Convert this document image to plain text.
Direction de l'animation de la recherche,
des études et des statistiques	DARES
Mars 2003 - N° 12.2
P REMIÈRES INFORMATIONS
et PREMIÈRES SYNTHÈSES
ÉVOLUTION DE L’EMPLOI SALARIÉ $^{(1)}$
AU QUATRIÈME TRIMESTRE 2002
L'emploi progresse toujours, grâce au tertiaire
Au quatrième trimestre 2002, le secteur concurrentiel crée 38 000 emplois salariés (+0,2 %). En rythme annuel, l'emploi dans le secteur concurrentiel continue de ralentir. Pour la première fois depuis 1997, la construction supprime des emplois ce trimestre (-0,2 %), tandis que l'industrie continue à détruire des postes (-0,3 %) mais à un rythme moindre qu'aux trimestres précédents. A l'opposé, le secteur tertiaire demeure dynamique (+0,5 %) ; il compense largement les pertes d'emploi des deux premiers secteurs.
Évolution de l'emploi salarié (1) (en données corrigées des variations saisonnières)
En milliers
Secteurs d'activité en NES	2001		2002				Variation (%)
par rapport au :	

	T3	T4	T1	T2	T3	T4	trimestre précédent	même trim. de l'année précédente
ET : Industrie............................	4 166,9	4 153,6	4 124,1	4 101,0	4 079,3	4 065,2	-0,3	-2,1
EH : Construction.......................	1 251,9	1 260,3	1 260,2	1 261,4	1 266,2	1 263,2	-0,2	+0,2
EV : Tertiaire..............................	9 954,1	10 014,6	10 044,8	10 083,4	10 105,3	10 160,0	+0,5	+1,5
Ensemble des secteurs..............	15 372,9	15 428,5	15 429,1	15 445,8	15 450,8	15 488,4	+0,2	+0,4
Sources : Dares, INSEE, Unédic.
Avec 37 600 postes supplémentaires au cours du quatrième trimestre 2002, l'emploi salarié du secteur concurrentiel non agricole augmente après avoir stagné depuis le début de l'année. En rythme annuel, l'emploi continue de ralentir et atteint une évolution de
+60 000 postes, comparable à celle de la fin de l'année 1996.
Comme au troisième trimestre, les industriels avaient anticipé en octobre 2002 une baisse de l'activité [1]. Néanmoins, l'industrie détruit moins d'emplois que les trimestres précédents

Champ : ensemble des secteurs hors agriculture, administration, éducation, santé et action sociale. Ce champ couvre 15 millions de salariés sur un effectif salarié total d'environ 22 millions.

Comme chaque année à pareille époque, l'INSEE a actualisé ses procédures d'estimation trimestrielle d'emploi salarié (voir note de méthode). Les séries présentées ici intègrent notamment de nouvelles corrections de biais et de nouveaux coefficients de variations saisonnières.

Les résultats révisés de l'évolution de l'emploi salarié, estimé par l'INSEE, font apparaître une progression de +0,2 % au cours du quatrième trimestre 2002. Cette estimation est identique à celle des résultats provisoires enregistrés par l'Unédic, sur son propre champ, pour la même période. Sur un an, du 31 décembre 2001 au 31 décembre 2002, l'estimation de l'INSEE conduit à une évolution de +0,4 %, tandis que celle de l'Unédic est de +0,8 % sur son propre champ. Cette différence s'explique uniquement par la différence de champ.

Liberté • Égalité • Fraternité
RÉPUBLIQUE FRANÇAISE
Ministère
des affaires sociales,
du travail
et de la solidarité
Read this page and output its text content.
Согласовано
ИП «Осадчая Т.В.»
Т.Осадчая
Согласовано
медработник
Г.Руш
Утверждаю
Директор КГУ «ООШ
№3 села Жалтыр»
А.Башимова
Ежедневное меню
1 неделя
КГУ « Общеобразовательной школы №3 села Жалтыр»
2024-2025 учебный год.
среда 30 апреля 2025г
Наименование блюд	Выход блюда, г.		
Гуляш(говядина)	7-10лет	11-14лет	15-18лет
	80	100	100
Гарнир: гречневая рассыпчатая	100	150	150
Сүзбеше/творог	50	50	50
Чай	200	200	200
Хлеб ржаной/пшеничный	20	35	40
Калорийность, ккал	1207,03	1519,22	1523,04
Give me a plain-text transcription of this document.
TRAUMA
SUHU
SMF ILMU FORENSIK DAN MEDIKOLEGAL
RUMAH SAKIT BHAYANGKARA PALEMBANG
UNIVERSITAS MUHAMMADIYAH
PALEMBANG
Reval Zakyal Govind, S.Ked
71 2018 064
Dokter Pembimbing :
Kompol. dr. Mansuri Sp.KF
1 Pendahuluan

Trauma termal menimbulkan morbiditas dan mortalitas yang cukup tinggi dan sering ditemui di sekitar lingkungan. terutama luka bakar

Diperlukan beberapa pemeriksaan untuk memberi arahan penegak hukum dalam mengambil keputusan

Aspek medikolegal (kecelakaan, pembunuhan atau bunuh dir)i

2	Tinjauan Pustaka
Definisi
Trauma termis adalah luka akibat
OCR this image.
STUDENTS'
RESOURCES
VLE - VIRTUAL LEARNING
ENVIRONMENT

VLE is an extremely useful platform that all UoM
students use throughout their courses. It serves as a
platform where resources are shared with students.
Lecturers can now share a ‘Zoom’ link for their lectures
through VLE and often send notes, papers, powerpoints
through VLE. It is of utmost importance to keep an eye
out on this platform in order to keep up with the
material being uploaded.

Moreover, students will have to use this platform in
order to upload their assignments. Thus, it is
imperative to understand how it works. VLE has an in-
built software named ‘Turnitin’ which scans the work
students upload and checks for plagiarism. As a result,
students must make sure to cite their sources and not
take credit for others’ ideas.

Task details. Quote the entire listing above exactly.

Final answer.
Convert this document image to plain text.
Direction de l'animation de la recherche,
des études et des statistiques	DARES
Mars 2003 - N° 12.2
P REMIÈRES INFORMATIONS
et PREMIÈRES SYNTHÈSES
ÉVOLUTION DE L’EMPLOI SALARIÉ $^{(1)}$
AU QUATRIÈME TRIMESTRE 2002
L'emploi progresse toujours, grâce au tertiaire
Au quatrième trimestre 2002, le secteur concurrentiel crée 38 000 emplois salariés (+0,2 %). En rythme annuel, l'emploi dans le secteur concurrentiel continue de ralentir. Pour la première fois depuis 1997, la construction supprime des emplois ce trimestre (-0,2 %), tandis que l'industrie continue à détruire des postes (-0,3 %) mais à un rythme moindre qu'aux trimestres précédents. A l'opposé, le secteur tertiaire demeure dynamique (+0,5 %) ; il compense largement les pertes d'emploi des deux premiers secteurs.
Évolution de l'emploi salarié (1) (en données corrigées des variations saisonnières)
En milliers
Secteurs d'activité en NES	2001		2002				Variation (%)
par rapport au :	

	T3	T4	T1	T2	T3	T4	trimestre précédent	même trim. de l'année précédente
ET : Industrie............................	4 166,9	4 153,6	4 124,1	4 101,0	4 079,3	4 065,2	-0,3	-2,1
EH : Construction.......................	1 251,9	1 260,3	1 260,2	1 261,4	1 266,2	1 263,2	-0,2	+0,2
EV : Tertiaire..............................	9 954,1	10 014,6	10 044,8	10 083,4	10 105,3	10 160,0	+0,5	+1,5
Ensemble des secteurs..............	15 372,9	15 428,5	15 429,1	15 445,8	15 450,8	15 488,4	+0,2	+0,4
Sources : Dares, INSEE, Unédic.
Avec 37 600 postes supplémentaires au cours du quatrième trimestre 2002, l'emploi salarié du secteur concurrentiel non agricole augmente après avoir stagné depuis le début de l'année. En rythme annuel, l'emploi continue de ralentir et atteint une évolution de
+60 000 postes, comparable à celle de la fin de l'année 1996.
Comme au troisième trimestre, les industriels avaient anticipé en octobre 2002 une baisse de l'activité [1]. Néanmoins, l'industrie détruit moins d'emplois que les trimestres précédents

Champ : ensemble des secteurs hors agriculture, administration, éducation, santé et action sociale. Ce champ couvre 15 millions de salariés sur un effectif salarié total d'environ 22 millions.

Comme chaque année à pareille époque, l'INSEE a actualisé ses procédures d'estimation trimestrielle d'emploi salarié (voir note de méthode). Les séries présentées ici intègrent notamment de nouvelles corrections de biais et de nouveaux coefficients de variations saisonnières.

Les résultats révisés de l'évolution de l'emploi salarié, estimé par l'INSEE, font apparaître une progression de +0,2 % au cours du quatrième trimestre 2002. Cette estimation est identique à celle des résultats provisoires enregistrés par l'Unédic, sur son propre champ, pour la même période. Sur un an, du 31 décembre 2001 au 31 décembre 2002, l'estimation de l'INSEE conduit à une évolution de +0,4 %, tandis que celle de l'Unédic est de +0,8 % sur son propre champ. Cette différence s'explique uniquement par la différence de champ.

Liberté • Égalité • Fraternité
RÉPUBLIQUE FRANÇAISE
Ministère
des affaires sociales,
du travail
et de la solidarité
Read this page and output its text content.
Согласовано
ИП «Осадчая Т.В.»
Т.Осадчая
Согласовано
медработник
Г.Руш
Утверждаю
Директор КГУ «ООШ
№3 села Жалтыр»
А.Башимова
Ежедневное меню
1 неделя
КГУ « Общеобразовательной школы №3 села Жалтыр»
2024-2025 учебный год.
среда 30 апреля 2025г
Наименование блюд	Выход блюда, г.		
Гуляш(говядина)	7-10лет	11-14лет	15-18лет
	80	100	100
Гарнир: гречневая рассыпчатая	100	150	150
Сүзбеше/творог	50	50	50
Чай	200	200	200
Хлеб ржаной/пшеничный	20	35	40
Калорийность, ккал	1207,03	1519,22	1523,04
Give me a plain-text transcription of this document.
TRAUMA
SUHU
SMF ILMU FORENSIK DAN MEDIKOLEGAL
RUMAH SAKIT BHAYANGKARA PALEMBANG
UNIVERSITAS MUHAMMADIYAH
PALEMBANG
Reval Zakyal Govind, S.Ked
71 2018 064
Dokter Pembimbing :
Kompol. dr. Mansuri Sp.KF
1 Pendahuluan

Trauma termal menimbulkan morbiditas dan mortalitas yang cukup tinggi dan sering ditemui di sekitar lingkungan. terutama luka bakar

Diperlukan beberapa pemeriksaan untuk memberi arahan penegak hukum dalam mengambil keputusan

Aspek medikolegal (kecelakaan, pembunuhan atau bunuh dir)i

2	Tinjauan Pustaka
Definisi
Trauma termis adalah luka akibat
OCR this image.
STUDENTS'
RESOURCES
VLE - VIRTUAL LEARNING
ENVIRONMENT

VLE is an extremely useful platform that all UoM
students use throughout their courses. It serves as a
platform where resources are shared with students.
Lecturers can now share a ‘Zoom’ link for their lectures
through VLE and often send notes, papers, powerpoints
through VLE. It is of utmost importance to keep an eye
out on this platform in order to keep up with the
material being uploaded.

Moreover, students will have to use this platform in
order to upload their assignments. Thus, it is
imperative to understand how it works. VLE has an in-
built software named ‘Turnitin’ which scans the work
students upload and checks for plagiarism. As a result,
students must make sure to cite their sources and not
take credit for others’ ideas.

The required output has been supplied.